**What is needed:**
Return every record exactly as written.

**Records supplied:**
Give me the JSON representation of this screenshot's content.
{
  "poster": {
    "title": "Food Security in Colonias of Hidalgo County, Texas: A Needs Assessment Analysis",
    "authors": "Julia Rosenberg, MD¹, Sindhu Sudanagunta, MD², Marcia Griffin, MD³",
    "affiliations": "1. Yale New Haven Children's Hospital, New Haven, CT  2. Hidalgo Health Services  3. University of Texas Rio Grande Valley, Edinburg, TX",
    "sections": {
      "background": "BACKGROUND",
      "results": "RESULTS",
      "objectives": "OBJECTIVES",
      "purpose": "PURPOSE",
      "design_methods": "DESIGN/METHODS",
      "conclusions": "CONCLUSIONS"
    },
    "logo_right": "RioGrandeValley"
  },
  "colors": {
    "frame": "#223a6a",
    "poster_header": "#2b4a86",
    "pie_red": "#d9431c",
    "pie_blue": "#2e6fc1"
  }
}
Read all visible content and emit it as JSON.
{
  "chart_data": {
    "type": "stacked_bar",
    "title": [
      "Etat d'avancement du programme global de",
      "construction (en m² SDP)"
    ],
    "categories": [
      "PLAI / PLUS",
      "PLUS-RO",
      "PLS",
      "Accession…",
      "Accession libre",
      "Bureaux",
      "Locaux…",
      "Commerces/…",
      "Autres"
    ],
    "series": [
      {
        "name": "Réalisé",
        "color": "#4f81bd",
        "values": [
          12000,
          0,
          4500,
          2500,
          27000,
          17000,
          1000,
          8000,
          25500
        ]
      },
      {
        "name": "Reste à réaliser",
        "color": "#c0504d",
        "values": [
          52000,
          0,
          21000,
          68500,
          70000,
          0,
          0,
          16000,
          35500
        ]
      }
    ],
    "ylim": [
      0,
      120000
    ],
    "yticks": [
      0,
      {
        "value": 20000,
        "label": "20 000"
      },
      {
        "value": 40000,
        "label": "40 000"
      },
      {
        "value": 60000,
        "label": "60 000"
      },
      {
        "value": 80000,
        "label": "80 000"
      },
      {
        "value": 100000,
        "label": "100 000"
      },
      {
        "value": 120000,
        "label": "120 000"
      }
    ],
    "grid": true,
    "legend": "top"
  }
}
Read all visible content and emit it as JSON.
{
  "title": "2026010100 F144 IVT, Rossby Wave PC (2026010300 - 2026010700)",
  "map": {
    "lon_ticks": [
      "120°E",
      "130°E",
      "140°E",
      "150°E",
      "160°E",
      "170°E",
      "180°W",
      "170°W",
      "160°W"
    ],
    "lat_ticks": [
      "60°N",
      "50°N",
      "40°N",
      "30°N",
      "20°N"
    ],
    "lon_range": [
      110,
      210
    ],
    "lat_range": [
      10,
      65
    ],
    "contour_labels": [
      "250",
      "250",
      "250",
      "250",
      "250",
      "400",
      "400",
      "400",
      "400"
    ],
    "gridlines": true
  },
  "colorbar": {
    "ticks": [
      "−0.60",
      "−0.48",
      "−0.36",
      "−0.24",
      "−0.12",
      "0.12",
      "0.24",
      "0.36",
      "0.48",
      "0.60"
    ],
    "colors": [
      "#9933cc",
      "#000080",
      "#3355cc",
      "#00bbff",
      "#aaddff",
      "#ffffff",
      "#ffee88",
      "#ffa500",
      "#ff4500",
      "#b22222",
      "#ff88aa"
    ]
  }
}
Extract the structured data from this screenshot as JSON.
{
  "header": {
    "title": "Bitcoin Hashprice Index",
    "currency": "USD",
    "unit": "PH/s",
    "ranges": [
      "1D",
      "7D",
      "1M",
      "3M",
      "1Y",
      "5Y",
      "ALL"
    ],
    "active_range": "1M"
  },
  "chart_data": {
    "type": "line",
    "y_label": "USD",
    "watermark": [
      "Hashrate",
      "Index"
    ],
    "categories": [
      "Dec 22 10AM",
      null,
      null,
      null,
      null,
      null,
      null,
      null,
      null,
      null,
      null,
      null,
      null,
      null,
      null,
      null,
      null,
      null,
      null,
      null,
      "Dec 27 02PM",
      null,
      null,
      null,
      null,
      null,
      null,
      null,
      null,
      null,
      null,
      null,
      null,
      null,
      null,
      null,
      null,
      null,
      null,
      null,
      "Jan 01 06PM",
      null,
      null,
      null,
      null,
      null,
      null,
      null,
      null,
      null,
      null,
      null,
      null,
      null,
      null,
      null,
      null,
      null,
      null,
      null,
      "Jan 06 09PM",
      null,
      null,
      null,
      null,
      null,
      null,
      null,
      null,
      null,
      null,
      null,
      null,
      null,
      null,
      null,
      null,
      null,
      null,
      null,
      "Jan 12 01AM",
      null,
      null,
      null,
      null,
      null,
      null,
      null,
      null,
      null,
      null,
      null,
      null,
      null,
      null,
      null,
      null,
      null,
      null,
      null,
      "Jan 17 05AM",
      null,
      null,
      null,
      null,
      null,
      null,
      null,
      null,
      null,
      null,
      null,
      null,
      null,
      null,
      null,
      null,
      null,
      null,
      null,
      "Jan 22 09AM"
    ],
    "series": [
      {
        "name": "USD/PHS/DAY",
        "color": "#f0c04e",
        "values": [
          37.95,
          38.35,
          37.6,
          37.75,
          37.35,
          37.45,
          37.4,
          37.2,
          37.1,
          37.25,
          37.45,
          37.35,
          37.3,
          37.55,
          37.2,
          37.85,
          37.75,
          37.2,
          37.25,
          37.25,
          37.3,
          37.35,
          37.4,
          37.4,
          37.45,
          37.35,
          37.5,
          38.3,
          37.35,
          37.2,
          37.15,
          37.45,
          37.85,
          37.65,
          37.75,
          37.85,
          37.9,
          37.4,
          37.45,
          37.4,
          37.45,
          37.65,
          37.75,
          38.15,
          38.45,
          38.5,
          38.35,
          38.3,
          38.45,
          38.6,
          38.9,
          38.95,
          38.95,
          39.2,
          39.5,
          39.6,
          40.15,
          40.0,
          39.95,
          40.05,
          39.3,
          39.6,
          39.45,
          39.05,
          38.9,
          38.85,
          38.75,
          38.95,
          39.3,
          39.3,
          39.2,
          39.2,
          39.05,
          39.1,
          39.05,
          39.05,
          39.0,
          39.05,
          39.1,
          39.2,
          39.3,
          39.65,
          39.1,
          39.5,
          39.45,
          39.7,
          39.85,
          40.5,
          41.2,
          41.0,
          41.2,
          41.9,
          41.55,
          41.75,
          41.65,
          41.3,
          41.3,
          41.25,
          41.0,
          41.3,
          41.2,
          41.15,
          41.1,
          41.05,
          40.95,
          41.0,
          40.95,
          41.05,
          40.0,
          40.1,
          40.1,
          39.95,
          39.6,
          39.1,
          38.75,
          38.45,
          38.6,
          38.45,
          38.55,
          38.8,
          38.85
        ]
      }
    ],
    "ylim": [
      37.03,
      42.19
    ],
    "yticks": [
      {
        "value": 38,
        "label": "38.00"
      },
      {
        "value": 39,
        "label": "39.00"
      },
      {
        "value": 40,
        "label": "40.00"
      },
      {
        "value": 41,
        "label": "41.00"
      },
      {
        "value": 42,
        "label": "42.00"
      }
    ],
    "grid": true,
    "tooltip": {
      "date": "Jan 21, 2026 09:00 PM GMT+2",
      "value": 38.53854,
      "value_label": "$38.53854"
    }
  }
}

**Answer to this task:**
Give me the JSON representation of this screenshot's content.
{
  "poster": {
    "title": "Food Security in Colonias of Hidalgo County, Texas: A Needs Assessment Analysis",
    "authors": "Julia Rosenberg, MD¹, Sindhu Sudanagunta, MD², Marcia Griffin, MD³",
    "affiliations": "1. Yale New Haven Children's Hospital, New Haven, CT  2. Hidalgo Health Services  3. University of Texas Rio Grande Valley, Edinburg, TX",
    "sections": {
      "background": "BACKGROUND",
      "results": "RESULTS",
      "objectives": "OBJECTIVES",
      "purpose": "PURPOSE",
      "design_methods": "DESIGN/METHODS",
      "conclusions": "CONCLUSIONS"
    },
    "logo_right": "RioGrandeValley"
  },
  "colors": {
    "frame": "#223a6a",
    "poster_header": "#2b4a86",
    "pie_red": "#d9431c",
    "pie_blue": "#2e6fc1"
  }
}
Read all visible content and emit it as JSON.
{
  "chart_data": {
    "type": "stacked_bar",
    "title": [
      "Etat d'avancement du programme global de",
      "construction (en m² SDP)"
    ],
    "categories": [
      "PLAI / PLUS",
      "PLUS-RO",
      "PLS",
      "Accession…",
      "Accession libre",
      "Bureaux",
      "Locaux…",
      "Commerces/…",
      "Autres"
    ],
    "series": [
      {
        "name": "Réalisé",
        "color": "#4f81bd",
        "values": [
          12000,
          0,
          4500,
          2500,
          27000,
          17000,
          1000,
          8000,
          25500
        ]
      },
      {
        "name": "Reste à réaliser",
        "color": "#c0504d",
        "values": [
          52000,
          0,
          21000,
          68500,
          70000,
          0,
          0,
          16000,
          35500
        ]
      }
    ],
    "ylim": [
      0,
      120000
    ],
    "yticks": [
      0,
      {
        "value": 20000,
        "label": "20 000"
      },
      {
        "value": 40000,
        "label": "40 000"
      },
      {
        "value": 60000,
        "label": "60 000"
      },
      {
        "value": 80000,
        "label": "80 000"
      },
      {
        "value": 100000,
        "label": "100 000"
      },
      {
        "value": 120000,
        "label": "120 000"
      }
    ],
    "grid": true,
    "legend": "top"
  }
}
Read all visible content and emit it as JSON.
{
  "title": "2026010100 F144 IVT, Rossby Wave PC (2026010300 - 2026010700)",
  "map": {
    "lon_ticks": [
      "120°E",
      "130°E",
      "140°E",
      "150°E",
      "160°E",
      "170°E",
      "180°W",
      "170°W",
      "160°W"
    ],
    "lat_ticks": [
      "60°N",
      "50°N",
      "40°N",
      "30°N",
      "20°N"
    ],
    "lon_range": [
      110,
      210
    ],
    "lat_range": [
      10,
      65
    ],
    "contour_labels": [
      "250",
      "250",
      "250",
      "250",
      "250",
      "400",
      "400",
      "400",
      "400"
    ],
    "gridlines": true
  },
  "colorbar": {
    "ticks": [
      "−0.60",
      "−0.48",
      "−0.36",
      "−0.24",
      "−0.12",
      "0.12",
      "0.24",
      "0.36",
      "0.48",
      "0.60"
    ],
    "colors": [
      "#9933cc",
      "#000080",
      "#3355cc",
      "#00bbff",
      "#aaddff",
      "#ffffff",
      "#ffee88",
      "#ffa500",
      "#ff4500",
      "#b22222",
      "#ff88aa"
    ]
  }
}
Extract the structured data from this screenshot as JSON.
{
  "header": {
    "title": "Bitcoin Hashprice Index",
    "currency": "USD",
    "unit": "PH/s",
    "ranges": [
      "1D",
      "7D",
      "1M",
      "3M",
      "1Y",
      "5Y",
      "ALL"
    ],
    "active_range": "1M"
  },
  "chart_data": {
    "type": "line",
    "y_label": "USD",
    "watermark": [
      "Hashrate",
      "Index"
    ],
    "categories": [
      "Dec 22 10AM",
      null,
      null,
      null,
      null,
      null,
      null,
      null,
      null,
      null,
      null,
      null,
      null,
      null,
      null,
      null,
      null,
      null,
      null,
      null,
      "Dec 27 02PM",
      null,
      null,
      null,
      null,
      null,
      null,
      null,
      null,
      null,
      null,
      null,
      null,
      null,
      null,
      null,
      null,
      null,
      null,
      null,
      "Jan 01 06PM",
      null,
      null,
      null,
      null,
      null,
      null,
      null,
      null,
      null,
      null,
      null,
      null,
      null,
      null,
      null,
      null,
      null,
      null,
      null,
      "Jan 06 09PM",
      null,
      null,
      null,
      null,
      null,
      null,
      null,
      null,
      null,
      null,
      null,
      null,
      null,
      null,
      null,
      null,
      null,
      null,
      null,
      "Jan 12 01AM",
      null,
      null,
      null,
      null,
      null,
      null,
      null,
      null,
      null,
      null,
      null,
      null,
      null,
      null,
      null,
      null,
      null,
      null,
      null,
      "Jan 17 05AM",
      null,
      null,
      null,
      null,
      null,
      null,
      null,
      null,
      null,
      null,
      null,
      null,
      null,
      null,
      null,
      null,
      null,
      null,
      null,
      "Jan 22 09AM"
    ],
    "series": [
      {
        "name": "USD/PHS/DAY",
        "color": "#f0c04e",
        "values": [
          37.95,
          38.35,
          37.6,
          37.75,
          37.35,
          37.45,
          37.4,
          37.2,
          37.1,
          37.25,
          37.45,
          37.35,
          37.3,
          37.55,
          37.2,
          37.85,
          37.75,
          37.2,
          37.25,
          37.25,
          37.3,
          37.35,
          37.4,
          37.4,
          37.45,
          37.35,
          37.5,
          38.3,
          37.35,
          37.2,
          37.15,
          37.45,
          37.85,
          37.65,
          37.75,
          37.85,
          37.9,
          37.4,
          37.45,
          37.4,
          37.45,
          37.65,
          37.75,
          38.15,
          38.45,
          38.5,
          38.35,
          38.3,
          38.45,
          38.6,
          38.9,
          38.95,
          38.95,
          39.2,
          39.5,
          39.6,
          40.15,
          40.0,
          39.95,
          40.05,
          39.3,
          39.6,
          39.45,
          39.05,
          38.9,
          38.85,
          38.75,
          38.95,
          39.3,
          39.3,
          39.2,
          39.2,
          39.05,
          39.1,
          39.05,
          39.05,
          39.0,
          39.05,
          39.1,
          39.2,
          39.3,
          39.65,
          39.1,
          39.5,
          39.45,
          39.7,
          39.85,
          40.5,
          41.2,
          41.0,
          41.2,
          41.9,
          41.55,
          41.75,
          41.65,
          41.3,
          41.3,
          41.25,
          41.0,
          41.3,
          41.2,
          41.15,
          41.1,
          41.05,
          40.95,
          41.0,
          40.95,
          41.05,
          40.0,
          40.1,
          40.1,
          39.95,
          39.6,
          39.1,
          38.75,
          38.45,
          38.6,
          38.45,
          38.55,
          38.8,
          38.85
        ]
      }
    ],
    "ylim": [
      37.03,
      42.19
    ],
    "yticks": [
      {
        "value": 38,
        "label": "38.00"
      },
      {
        "value": 39,
        "label": "39.00"
      },
      {
        "value": 40,
        "label": "40.00"
      },
      {
        "value": 41,
        "label": "41.00"
      },
      {
        "value": 42,
        "label": "42.00"
      }
    ],
    "grid": true,
    "tooltip": {
      "date": "Jan 21, 2026 09:00 PM GMT+2",
      "value": 38.53854,
      "value_label": "$38.53854"
    }
  }
}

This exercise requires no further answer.